====== Records for the task

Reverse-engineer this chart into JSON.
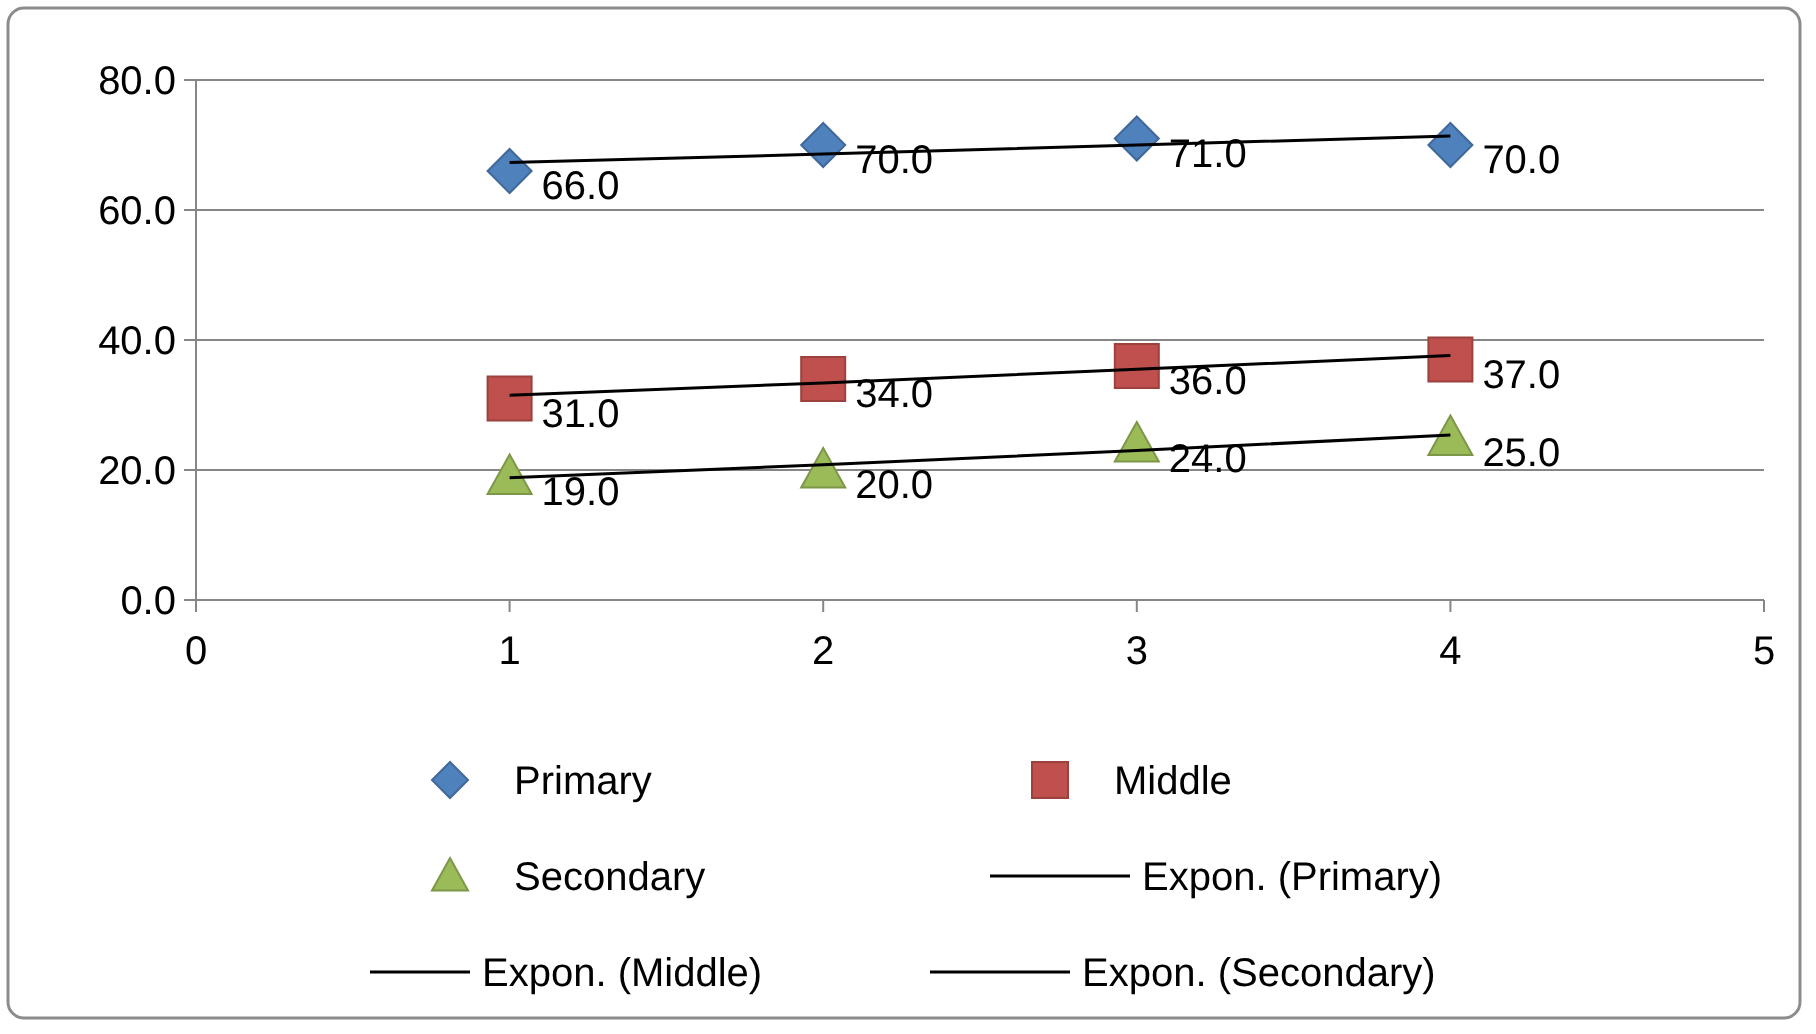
{
  "chart_data": {
    "type": "scatter",
    "xlim": [
      0,
      5
    ],
    "xticks": [
      0,
      1,
      2,
      3,
      4,
      5
    ],
    "ylim": [
      0,
      80
    ],
    "yticks": [
      {
        "value": 0,
        "label": "0.0"
      },
      {
        "value": 20,
        "label": "20.0"
      },
      {
        "value": 40,
        "label": "40.0"
      },
      {
        "value": 60,
        "label": "60.0"
      },
      {
        "value": 80,
        "label": "80.0"
      }
    ],
    "grid": "y",
    "legend": "bottom",
    "series": [
      {
        "name": "Primary",
        "marker": "diamond",
        "color": "#4f81bd",
        "x": [
          1,
          2,
          3,
          4
        ],
        "values": [
          66,
          70,
          71,
          70
        ],
        "value_labels": [
          "66.0",
          "70.0",
          "71.0",
          "70.0"
        ]
      },
      {
        "name": "Middle",
        "marker": "square",
        "color": "#c0504d",
        "x": [
          1,
          2,
          3,
          4
        ],
        "values": [
          31,
          34,
          36,
          37
        ],
        "value_labels": [
          "31.0",
          "34.0",
          "36.0",
          "37.0"
        ]
      },
      {
        "name": "Secondary",
        "marker": "triangle",
        "color": "#9bbb59",
        "x": [
          1,
          2,
          3,
          4
        ],
        "values": [
          19,
          20,
          24,
          25
        ],
        "value_labels": [
          "19.0",
          "20.0",
          "24.0",
          "25.0"
        ]
      },
      {
        "name": "Expon. (Primary)",
        "type": "line",
        "marker": "none",
        "line_style": "solid",
        "color": "#000000",
        "x": [
          1,
          2,
          3,
          4
        ],
        "values": [
          67.3,
          68.6,
          70.0,
          71.4
        ]
      },
      {
        "name": "Expon. (Middle)",
        "type": "line",
        "marker": "none",
        "line_style": "solid",
        "color": "#000000",
        "x": [
          1,
          2,
          3,
          4
        ],
        "values": [
          31.5,
          33.4,
          35.5,
          37.6
        ]
      },
      {
        "name": "Expon. (Secondary)",
        "type": "line",
        "marker": "none",
        "line_style": "solid",
        "color": "#000000",
        "x": [
          1,
          2,
          3,
          4
        ],
        "values": [
          18.8,
          20.8,
          23.0,
          25.4
        ]
      }
    ]
  }
}
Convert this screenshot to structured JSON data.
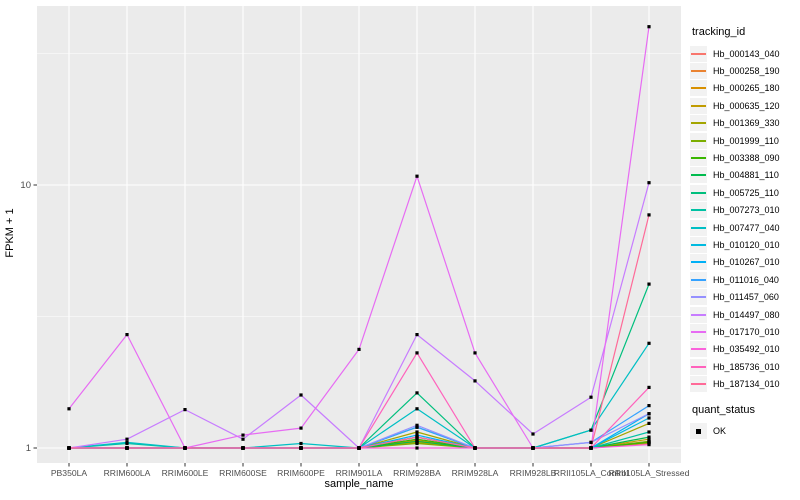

============

Exercise description: Search the material above for "this". Pull out each line where it shows up.

Solution to the problem:
Reverse-engineer this chart into JSON.
Convert this screenshot to structured JSON data.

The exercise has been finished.